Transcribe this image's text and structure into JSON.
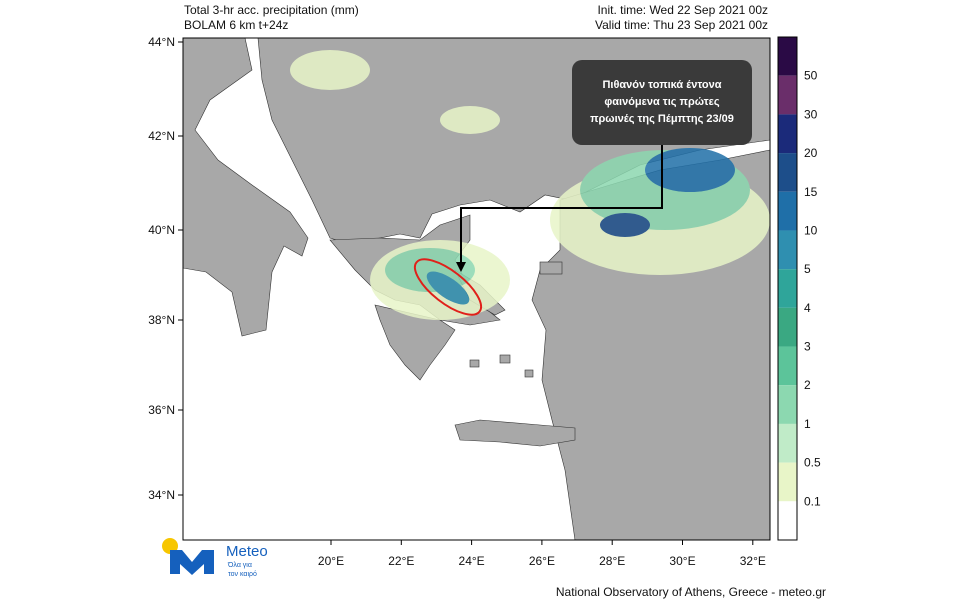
{
  "header": {
    "title": "Total 3-hr acc. precipitation (mm)",
    "model": "BOLAM 6 km t+24z",
    "init_time": "Init. time: Wed 22 Sep 2021 00z",
    "valid_time": "Valid time: Thu 23 Sep 2021 00z"
  },
  "map": {
    "lat_labels": [
      "44°N",
      "42°N",
      "40°N",
      "38°N",
      "36°N",
      "34°N"
    ],
    "lon_labels": [
      "20°E",
      "22°E",
      "24°E",
      "26°E",
      "28°E",
      "30°E",
      "32°E"
    ],
    "annotation": {
      "lines": [
        "Πιθανόν τοπικά έντονα",
        "φαινόμενα τις πρώτες",
        "πρωινές της Πέμπτης 23/09"
      ]
    }
  },
  "colorbar": {
    "labels": [
      "50",
      "30",
      "20",
      "15",
      "10",
      "5",
      "4",
      "3",
      "2",
      "1",
      "0.5",
      "0.1"
    ],
    "colors": [
      "#2a0a45",
      "#6a2e6a",
      "#1b2a7a",
      "#1d4e8a",
      "#1f6fa8",
      "#2f8fb0",
      "#2fa59a",
      "#3aa882",
      "#5cc49a",
      "#8cd8b0",
      "#c0ebc8",
      "#e8f5c8",
      "#ffffff"
    ]
  },
  "logo": {
    "name": "Meteo",
    "tagline": [
      "Όλα για",
      "τον καιρό"
    ]
  },
  "footer": "National Observatory of Athens, Greece - meteo.gr"
}
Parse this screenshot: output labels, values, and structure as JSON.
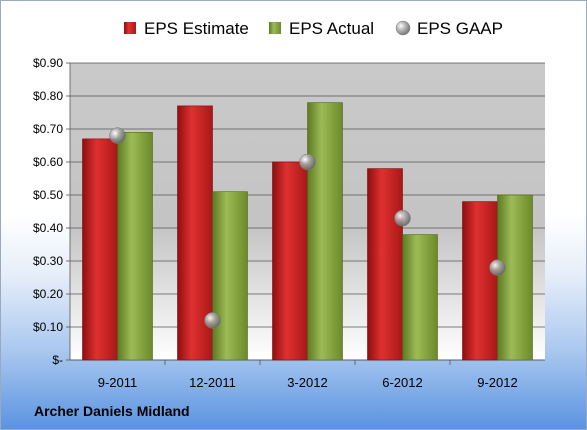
{
  "company": "Archer Daniels Midland",
  "chart_data": {
    "type": "bar",
    "title": "",
    "xlabel": "",
    "ylabel": "",
    "categories": [
      "9-2011",
      "12-2011",
      "3-2012",
      "6-2012",
      "9-2012"
    ],
    "series": [
      {
        "name": "EPS Estimate",
        "kind": "bar",
        "color": "#cc2222",
        "values": [
          0.67,
          0.77,
          0.6,
          0.58,
          0.48
        ]
      },
      {
        "name": "EPS Actual",
        "kind": "bar",
        "color": "#7f9c35",
        "values": [
          0.69,
          0.51,
          0.78,
          0.38,
          0.5
        ]
      },
      {
        "name": "EPS GAAP",
        "kind": "marker",
        "color": "#9a9a9a",
        "values": [
          0.68,
          0.12,
          0.6,
          0.43,
          0.28
        ]
      }
    ],
    "ylim": [
      0,
      0.9
    ],
    "yticks": [
      0,
      0.1,
      0.2,
      0.3,
      0.4,
      0.5,
      0.6,
      0.7,
      0.8,
      0.9
    ],
    "ytick_labels": [
      "$-",
      "$0.10",
      "$0.20",
      "$0.30",
      "$0.40",
      "$0.50",
      "$0.60",
      "$0.70",
      "$0.80",
      "$0.90"
    ],
    "grid": true,
    "legend": "top"
  }
}
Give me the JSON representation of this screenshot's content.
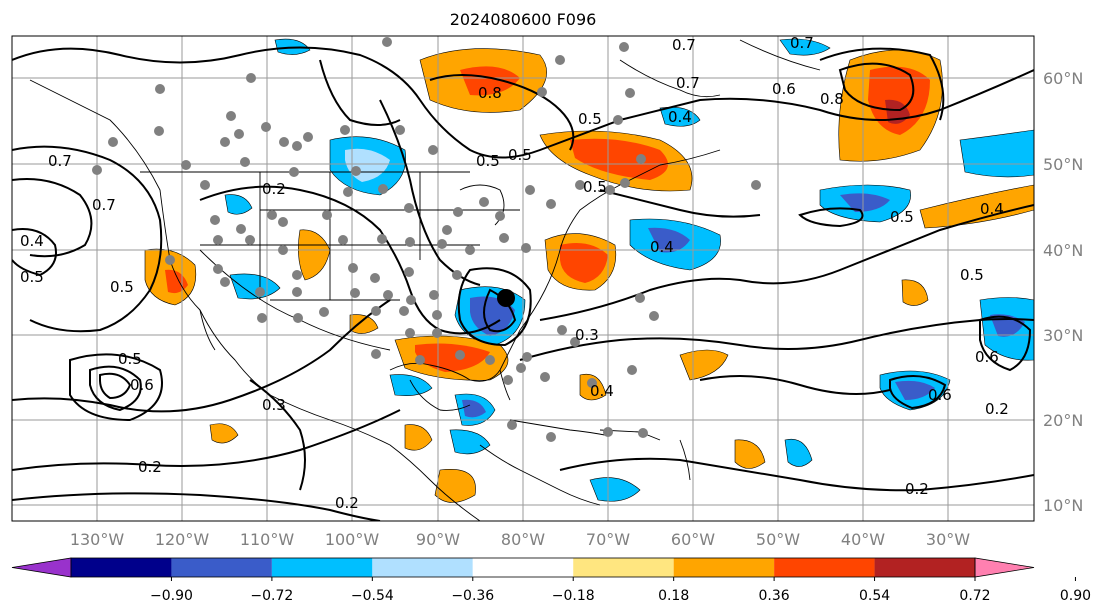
{
  "title": "2024080600 F096",
  "lat_labels": [
    "60°N",
    "50°N",
    "40°N",
    "30°N",
    "20°N",
    "10°N"
  ],
  "lon_labels": [
    "130°W",
    "120°W",
    "110°W",
    "100°W",
    "90°W",
    "80°W",
    "70°W",
    "60°W",
    "50°W",
    "40°W",
    "30°W"
  ],
  "colorbar": {
    "ticks": [
      "−0.90",
      "−0.72",
      "−0.54",
      "−0.36",
      "−0.18",
      "0.18",
      "0.36",
      "0.54",
      "0.72",
      "0.90"
    ],
    "colors": [
      "#9932cc",
      "#00008b",
      "#3a5cc9",
      "#00bfff",
      "#b0e0ff",
      "#ffffff",
      "#ffe680",
      "#ffa500",
      "#ff4500",
      "#b22222",
      "#ff80b0"
    ]
  },
  "contour_labels": [
    "0.7",
    "0.8",
    "0.7",
    "0.6",
    "0.8",
    "0.5",
    "0.4",
    "0.5",
    "0.7",
    "0.2",
    "0.5",
    "0.4",
    "0.5",
    "0.7",
    "0.4",
    "0.5",
    "0.5",
    "0.3",
    "0.5",
    "0.6",
    "0.3",
    "0.2",
    "0.2",
    "0.2",
    "0.5",
    "0.4",
    "0.6",
    "0.6",
    "0.2",
    "0.4",
    "0.7",
    "0.5"
  ]
}
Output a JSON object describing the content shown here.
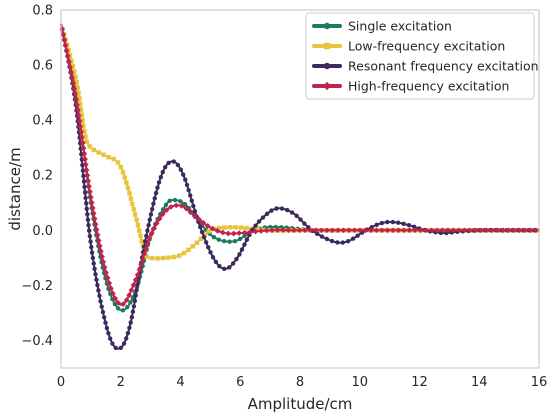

What is needed:
Where a line in the entries holds "this", copy that line.

Written response:
Transcribe this image's text and structure into JSON.
Parse this screenshot: output labels, values, and structure as JSON.
Give me the JSON representation of this screenshot's content.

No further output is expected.